Retype exactly the lines from the one containing "OCR this image." through the last line of the records below, including both, and leave out any pictures.

▶ _MATERIAL_:
⟨

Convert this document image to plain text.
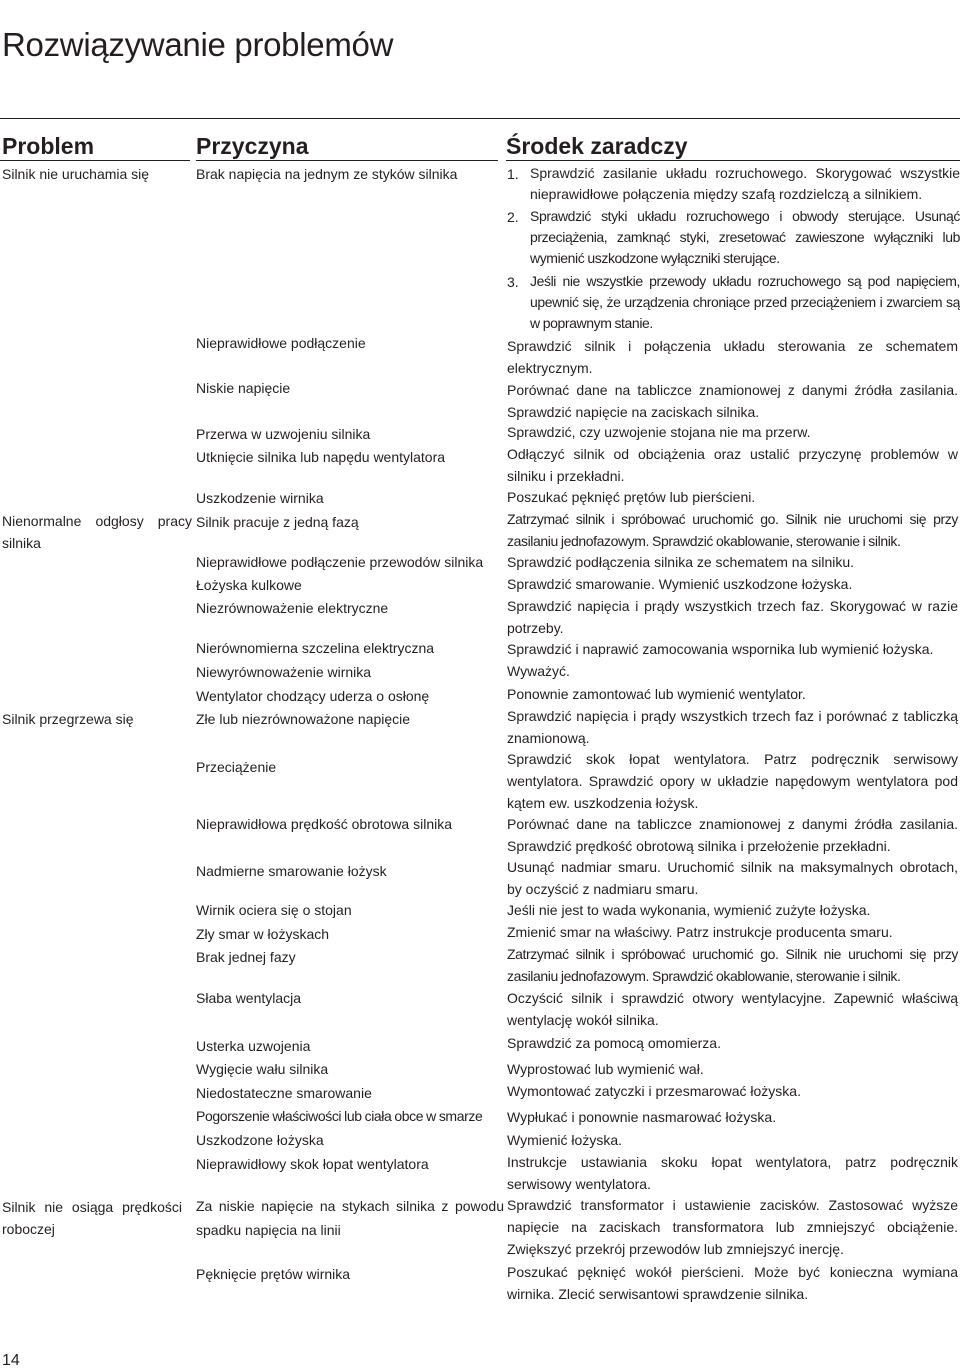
Rozwiązywanie problemów
Problem	Przyczyna	Środek zaradczy
Silnik nie uruchamia się
Nienormalne odgłosy pracy silnika
Silnik przegrzewa się
Silnik nie osiąga prędkości roboczej
Brak napięcia na jednym ze styków silnika
Nieprawidłowe podłączenie
Niskie napięcie
Przerwa w uzwojeniu silnika
Utknięcie silnika lub napędu wentylatora
Uszkodzenie wirnika
Silnik pracuje z jedną fazą
Nieprawidłowe podłączenie przewodów silnika
Łożyska kulkowe
Niezrównoważenie elektryczne
Nierównomierna szczelina elektryczna
Niewyrównoważenie wirnika
Wentylator chodzący uderza o osłonę
Złe lub niezrównoważone napięcie
Przeciążenie
Nieprawidłowa prędkość obrotowa silnika
Nadmierne smarowanie łożysk
Wirnik ociera się o stojan
Zły smar w łożyskach
Brak jednej fazy
Słaba wentylacja
Usterka uzwojenia
Wygięcie wału silnika
Niedostateczne smarowanie
Pogorszenie właściwości lub ciała obce w smarze
Uszkodzone łożyska
Nieprawidłowy skok łopat wentylatora
Za niskie napięcie na stykach silnika z powodu spadku napięcia na linii
Pęknięcie prętów wirnika
1. Sprawdzić zasilanie układu rozruchowego. Skorygować wszystkie nieprawidłowe połączenia między szafą rozdzielczą a silnikiem.
2. Sprawdzić styki układu rozruchowego i obwody sterujące. Usunąć przeciążenia, zamknąć styki, zresetować zawieszone wyłączniki lub wymienić uszkodzone wyłączniki sterujące.
3. Jeśli nie wszystkie przewody układu rozruchowego są pod napięciem, upewnić się, że urządzenia chroniące przed przeciążeniem i zwarciem są w poprawnym stanie.
Sprawdzić silnik i połączenia układu sterowania ze schematem elektrycznym.
Porównać dane na tabliczce znamionowej z danymi źródła zasilania. Sprawdzić napięcie na zaciskach silnika.
Sprawdzić, czy uzwojenie stojana nie ma przerw.
Odłączyć silnik od obciążenia oraz ustalić przyczynę problemów w silniku i przekładni.
Poszukać pęknięć prętów lub pierścieni.
Zatrzymać silnik i spróbować uruchomić go. Silnik nie uruchomi się przy zasilaniu jednofazowym. Sprawdzić okablowanie, sterowanie i silnik.
Sprawdzić podłączenia silnika ze schematem na silniku.
Sprawdzić smarowanie. Wymienić uszkodzone łożyska.
Sprawdzić napięcia i prądy wszystkich trzech faz. Skorygować w razie potrzeby.
Sprawdzić i naprawić zamocowania wspornika lub wymienić łożyska.
Wyważyć.
Ponownie zamontować lub wymienić wentylator.
Sprawdzić napięcia i prądy wszystkich trzech faz i porównać z tabliczką znamionową.
Sprawdzić skok łopat wentylatora. Patrz podręcznik serwisowy wentylatora. Sprawdzić opory w układzie napędowym wentylatora pod kątem ew. uszkodzenia łożysk.
Porównać dane na tabliczce znamionowej z danymi źródła zasilania. Sprawdzić prędkość obrotową silnika i przełożenie przekładni.
Usunąć nadmiar smaru. Uruchomić silnik na maksymalnych obrotach, by oczyścić z nadmiaru smaru.
Jeśli nie jest to wada wykonania, wymienić zużyte łożyska.
Zmienić smar na właściwy. Patrz instrukcje producenta smaru.
Zatrzymać silnik i spróbować uruchomić go. Silnik nie uruchomi się przy zasilaniu jednofazowym. Sprawdzić okablowanie, sterowanie i silnik.
Oczyścić silnik i sprawdzić otwory wentylacyjne. Zapewnić właściwą wentylację wokół silnika.
Sprawdzić za pomocą omomierza.
Wyprostować lub wymienić wał.
Wymontować zatyczki i przesmarować łożyska.
Wypłukać i ponownie nasmarować łożyska.
Wymienić łożyska.
Instrukcje ustawiania skoku łopat wentylatora, patrz podręcznik serwisowy wentylatora.
Sprawdzić transformator i ustawienie zacisków. Zastosować wyższe napięcie na zaciskach transformatora lub zmniejszyć obciążenie. Zwiększyć przekrój przewodów lub zmniejszyć inercję.
Poszukać pęknięć wokół pierścieni. Może być konieczna wymiana wirnika. Zlecić serwisantowi sprawdzenie silnika.
14
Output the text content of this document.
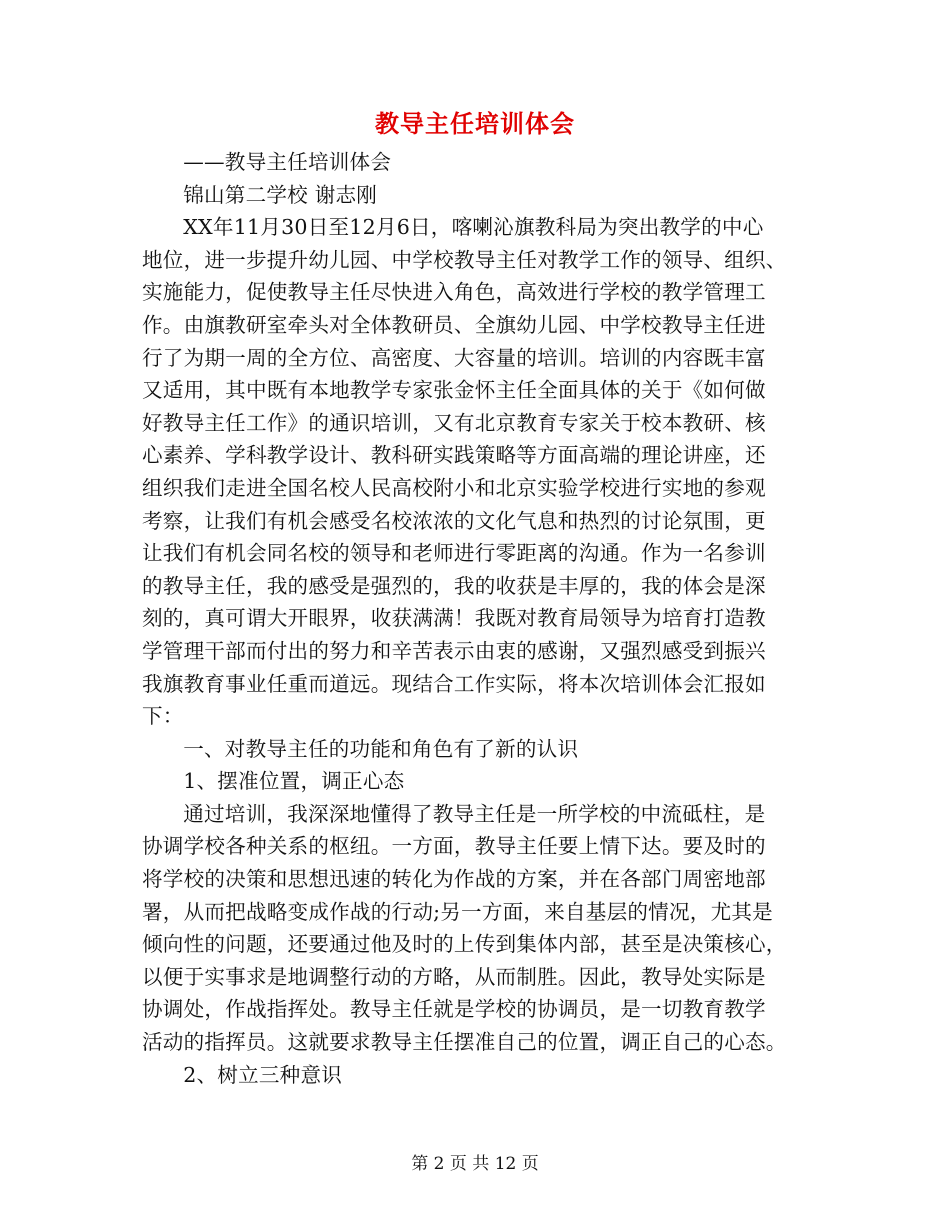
教导主任培训体会
——教导主任培训体会
锦山第二学校 谢志刚
XX年11月30日至12月6日，喀喇沁旗教科局为突出教学的中心
地位，进一步提升幼儿园、中学校教导主任对教学工作的领导、组织、
实施能力，促使教导主任尽快进入角色，高效进行学校的教学管理工
作。由旗教研室牵头对全体教研员、全旗幼儿园、中学校教导主任进
行了为期一周的全方位、高密度、大容量的培训。培训的内容既丰富
又适用，其中既有本地教学专家张金怀主任全面具体的关于《如何做
好教导主任工作》的通识培训，又有北京教育专家关于校本教研、核
心素养、学科教学设计、教科研实践策略等方面高端的理论讲座，还
组织我们走进全国名校人民高校附小和北京实验学校进行实地的参观
考察，让我们有机会感受名校浓浓的文化气息和热烈的讨论氛围，更
让我们有机会同名校的领导和老师进行零距离的沟通。作为一名参训
的教导主任，我的感受是强烈的，我的收获是丰厚的，我的体会是深
刻的，真可谓大开眼界，收获满满！我既对教育局领导为培育打造教
学管理干部而付出的努力和辛苦表示由衷的感谢，又强烈感受到振兴
我旗教育事业任重而道远。现结合工作实际，将本次培训体会汇报如
下：
一、对教导主任的功能和角色有了新的认识
1、摆准位置，调正心态
通过培训，我深深地懂得了教导主任是一所学校的中流砥柱，是
协调学校各种关系的枢纽。一方面，教导主任要上情下达。要及时的
将学校的决策和思想迅速的转化为作战的方案，并在各部门周密地部
署，从而把战略变成作战的行动;另一方面，来自基层的情况，尤其是
倾向性的问题，还要通过他及时的上传到集体内部，甚至是决策核心，
以便于实事求是地调整行动的方略，从而制胜。因此，教导处实际是
协调处，作战指挥处。教导主任就是学校的协调员，是一切教育教学
活动的指挥员。这就要求教导主任摆准自己的位置，调正自己的心态。
2、树立三种意识
第 2 页 共 12 页
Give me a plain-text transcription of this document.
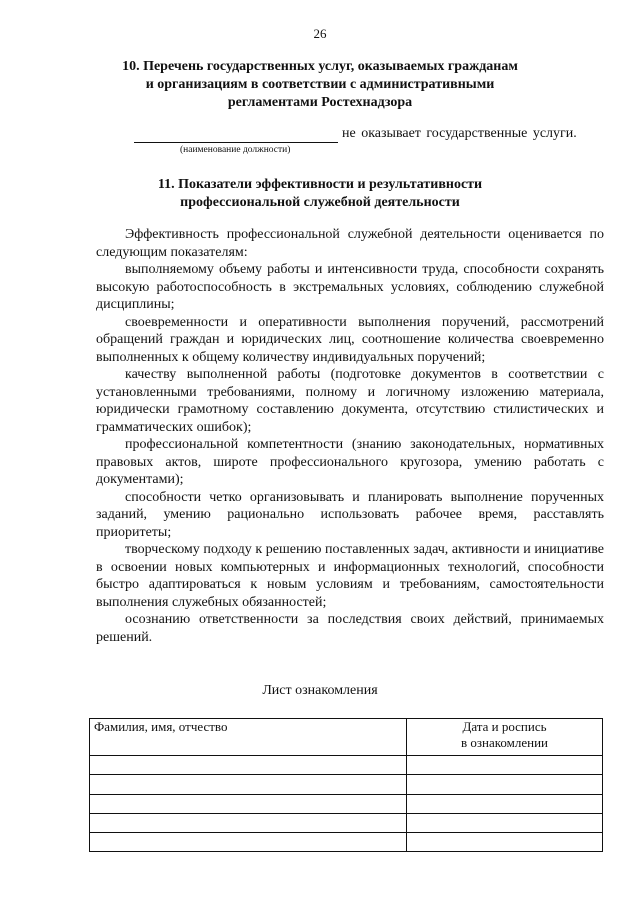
26
10. Перечень государственных услуг, оказываемых гражданам и организациям в соответствии с административными регламентами Ростехнадзора
не оказывает государственные услуги.
(наименование должности)
11. Показатели эффективности и результативности профессиональной служебной деятельности

Эффективность профессиональной служебной деятельности оценивается по следующим показателям:

выполняемому объему работы и интенсивности труда, способности сохранять высокую работоспособность в экстремальных условиях, соблюдению служебной дисциплины;

своевременности и оперативности выполнения поручений, рассмотрений обращений граждан и юридических лиц, соотношение количества своевременно выполненных к общему количеству индивидуальных поручений;

качеству выполненной работы (подготовке документов в соответствии с установленными требованиями, полному и логичному изложению материала, юридически грамотному составлению документа, отсутствию стилистических и грамматических ошибок);

профессиональной компетентности (знанию законодательных, нормативных правовых актов, широте профессионального кругозора, умению работать с документами);

способности четко организовывать и планировать выполнение порученных заданий, умению рационально использовать рабочее время, расставлять приоритеты;

творческому подходу к решению поставленных задач, активности и инициативе в освоении новых компьютерных и информационных технологий, способности быстро адаптироваться к новым условиям и требованиям, самостоятельности выполнения служебных обязанностей;

осознанию ответственности за последствия своих действий, принимаемых решений.

Лист ознакомления
Фамилия, имя, отчество	Дата и роспись
в ознакомлении
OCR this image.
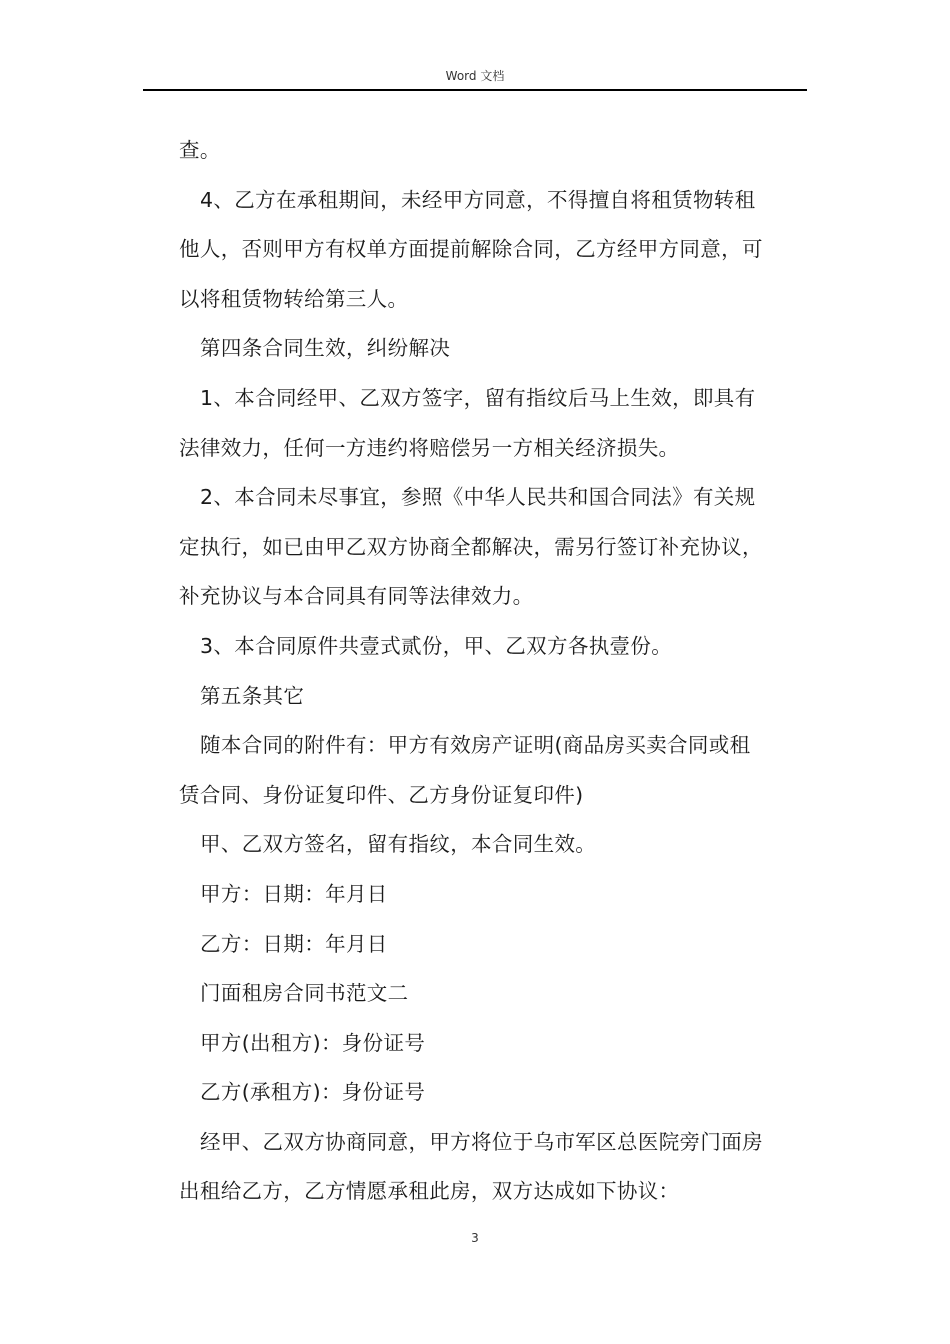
Word 文档
查。
4、乙方在承租期间，未经甲方同意，不得擅自将租赁物转租
他人，否则甲方有权单方面提前解除合同，乙方经甲方同意，可
以将租赁物转给第三人。
第四条合同生效，纠纷解决
1、本合同经甲、乙双方签字，留有指纹后马上生效，即具有
法律效力，任何一方违约将赔偿另一方相关经济损失。
2、本合同未尽事宜，参照《中华人民共和国合同法》有关规
定执行，如已由甲乙双方协商全都解决，需另行签订补充协议，
补充协议与本合同具有同等法律效力。
3、本合同原件共壹式贰份，甲、乙双方各执壹份。
第五条其它
随本合同的附件有：甲方有效房产证明(商品房买卖合同或租
赁合同、身份证复印件、乙方身份证复印件)
甲、乙双方签名，留有指纹，本合同生效。
甲方：日期：年月日
乙方：日期：年月日
门面租房合同书范文二
甲方(出租方)：身份证号
乙方(承租方)：身份证号
经甲、乙双方协商同意，甲方将位于乌市军区总医院旁门面房
出租给乙方，乙方情愿承租此房，双方达成如下协议：
3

⟩

▶ _SOLUTION TO THIS EXERCISE_:
OCR this image.
Word 文档
查。
4、乙方在承租期间，未经甲方同意，不得擅自将租赁物转租
他人，否则甲方有权单方面提前解除合同，乙方经甲方同意，可
以将租赁物转给第三人。
第四条合同生效，纠纷解决
1、本合同经甲、乙双方签字，留有指纹后马上生效，即具有
法律效力，任何一方违约将赔偿另一方相关经济损失。
2、本合同未尽事宜，参照《中华人民共和国合同法》有关规
定执行，如已由甲乙双方协商全都解决，需另行签订补充协议，
补充协议与本合同具有同等法律效力。
3、本合同原件共壹式贰份，甲、乙双方各执壹份。
第五条其它
随本合同的附件有：甲方有效房产证明(商品房买卖合同或租
赁合同、身份证复印件、乙方身份证复印件)
甲、乙双方签名，留有指纹，本合同生效。
甲方：日期：年月日
乙方：日期：年月日
门面租房合同书范文二
甲方(出租方)：身份证号
乙方(承租方)：身份证号
经甲、乙双方协商同意，甲方将位于乌市军区总医院旁门面房
出租给乙方，乙方情愿承租此房，双方达成如下协议：
3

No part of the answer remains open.